> REQUEST
Reproduce all records verbatim.

-- begin AVAILABLE RECORDS --

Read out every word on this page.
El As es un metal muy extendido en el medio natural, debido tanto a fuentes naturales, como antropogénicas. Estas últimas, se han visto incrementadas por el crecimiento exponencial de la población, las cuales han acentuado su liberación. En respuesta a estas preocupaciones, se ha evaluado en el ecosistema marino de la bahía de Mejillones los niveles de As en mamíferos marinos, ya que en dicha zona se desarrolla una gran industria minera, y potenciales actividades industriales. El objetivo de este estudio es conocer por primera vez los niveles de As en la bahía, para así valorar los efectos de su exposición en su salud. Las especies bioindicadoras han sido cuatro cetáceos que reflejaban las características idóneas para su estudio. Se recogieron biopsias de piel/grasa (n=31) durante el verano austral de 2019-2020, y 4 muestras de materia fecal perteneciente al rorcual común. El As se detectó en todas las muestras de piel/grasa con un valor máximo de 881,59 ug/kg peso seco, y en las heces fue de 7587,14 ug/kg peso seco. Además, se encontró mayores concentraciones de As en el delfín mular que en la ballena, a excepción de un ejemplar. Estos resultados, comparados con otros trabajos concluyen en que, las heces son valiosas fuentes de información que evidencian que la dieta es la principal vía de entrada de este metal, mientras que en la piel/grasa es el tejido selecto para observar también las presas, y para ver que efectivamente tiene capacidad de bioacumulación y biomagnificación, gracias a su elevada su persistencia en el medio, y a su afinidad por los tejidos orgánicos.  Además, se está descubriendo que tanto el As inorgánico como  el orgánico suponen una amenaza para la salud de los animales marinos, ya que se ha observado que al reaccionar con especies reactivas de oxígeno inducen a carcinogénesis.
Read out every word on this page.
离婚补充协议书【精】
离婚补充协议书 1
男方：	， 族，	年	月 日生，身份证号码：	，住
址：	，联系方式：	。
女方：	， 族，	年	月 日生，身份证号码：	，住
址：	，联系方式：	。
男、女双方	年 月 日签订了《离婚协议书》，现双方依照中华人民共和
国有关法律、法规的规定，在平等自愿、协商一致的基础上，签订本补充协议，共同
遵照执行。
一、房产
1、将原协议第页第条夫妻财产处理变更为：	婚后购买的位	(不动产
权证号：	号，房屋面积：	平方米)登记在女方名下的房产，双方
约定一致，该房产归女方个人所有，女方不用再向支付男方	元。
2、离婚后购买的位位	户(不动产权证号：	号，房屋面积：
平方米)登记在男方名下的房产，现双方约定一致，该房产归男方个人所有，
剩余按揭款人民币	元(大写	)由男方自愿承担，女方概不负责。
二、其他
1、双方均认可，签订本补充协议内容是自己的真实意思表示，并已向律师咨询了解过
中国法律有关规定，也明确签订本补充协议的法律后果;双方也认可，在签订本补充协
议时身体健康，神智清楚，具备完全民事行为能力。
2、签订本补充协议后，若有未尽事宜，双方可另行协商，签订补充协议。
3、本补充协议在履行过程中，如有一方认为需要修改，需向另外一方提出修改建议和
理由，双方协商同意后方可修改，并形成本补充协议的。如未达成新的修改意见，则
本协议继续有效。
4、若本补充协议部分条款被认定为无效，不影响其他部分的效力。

-- end AVAILABLE RECORDS --

> REPLY TO THE TASK
Read out every word on this page.
El As es un metal muy extendido en el medio natural, debido tanto a fuentes naturales, como antropogénicas. Estas últimas, se han visto incrementadas por el crecimiento exponencial de la población, las cuales han acentuado su liberación. En respuesta a estas preocupaciones, se ha evaluado en el ecosistema marino de la bahía de Mejillones los niveles de As en mamíferos marinos, ya que en dicha zona se desarrolla una gran industria minera, y potenciales actividades industriales. El objetivo de este estudio es conocer por primera vez los niveles de As en la bahía, para así valorar los efectos de su exposición en su salud. Las especies bioindicadoras han sido cuatro cetáceos que reflejaban las características idóneas para su estudio. Se recogieron biopsias de piel/grasa (n=31) durante el verano austral de 2019-2020, y 4 muestras de materia fecal perteneciente al rorcual común. El As se detectó en todas las muestras de piel/grasa con un valor máximo de 881,59 ug/kg peso seco, y en las heces fue de 7587,14 ug/kg peso seco. Además, se encontró mayores concentraciones de As en el delfín mular que en la ballena, a excepción de un ejemplar. Estos resultados, comparados con otros trabajos concluyen en que, las heces son valiosas fuentes de información que evidencian que la dieta es la principal vía de entrada de este metal, mientras que en la piel/grasa es el tejido selecto para observar también las presas, y para ver que efectivamente tiene capacidad de bioacumulación y biomagnificación, gracias a su elevada su persistencia en el medio, y a su afinidad por los tejidos orgánicos.  Además, se está descubriendo que tanto el As inorgánico como  el orgánico suponen una amenaza para la salud de los animales marinos, ya que se ha observado que al reaccionar con especies reactivas de oxígeno inducen a carcinogénesis.
Read out every word on this page.
离婚补充协议书【精】
离婚补充协议书 1
男方：	， 族，	年	月 日生，身份证号码：	，住
址：	，联系方式：	。
女方：	， 族，	年	月 日生，身份证号码：	，住
址：	，联系方式：	。
男、女双方	年 月 日签订了《离婚协议书》，现双方依照中华人民共和
国有关法律、法规的规定，在平等自愿、协商一致的基础上，签订本补充协议，共同
遵照执行。
一、房产
1、将原协议第页第条夫妻财产处理变更为：	婚后购买的位	(不动产
权证号：	号，房屋面积：	平方米)登记在女方名下的房产，双方
约定一致，该房产归女方个人所有，女方不用再向支付男方	元。
2、离婚后购买的位位	户(不动产权证号：	号，房屋面积：
平方米)登记在男方名下的房产，现双方约定一致，该房产归男方个人所有，
剩余按揭款人民币	元(大写	)由男方自愿承担，女方概不负责。
二、其他
1、双方均认可，签订本补充协议内容是自己的真实意思表示，并已向律师咨询了解过
中国法律有关规定，也明确签订本补充协议的法律后果;双方也认可，在签订本补充协
议时身体健康，神智清楚，具备完全民事行为能力。
2、签订本补充协议后，若有未尽事宜，双方可另行协商，签订补充协议。
3、本补充协议在履行过程中，如有一方认为需要修改，需向另外一方提出修改建议和
理由，双方协商同意后方可修改，并形成本补充协议的。如未达成新的修改意见，则
本协议继续有效。
4、若本补充协议部分条款被认定为无效，不影响其他部分的效力。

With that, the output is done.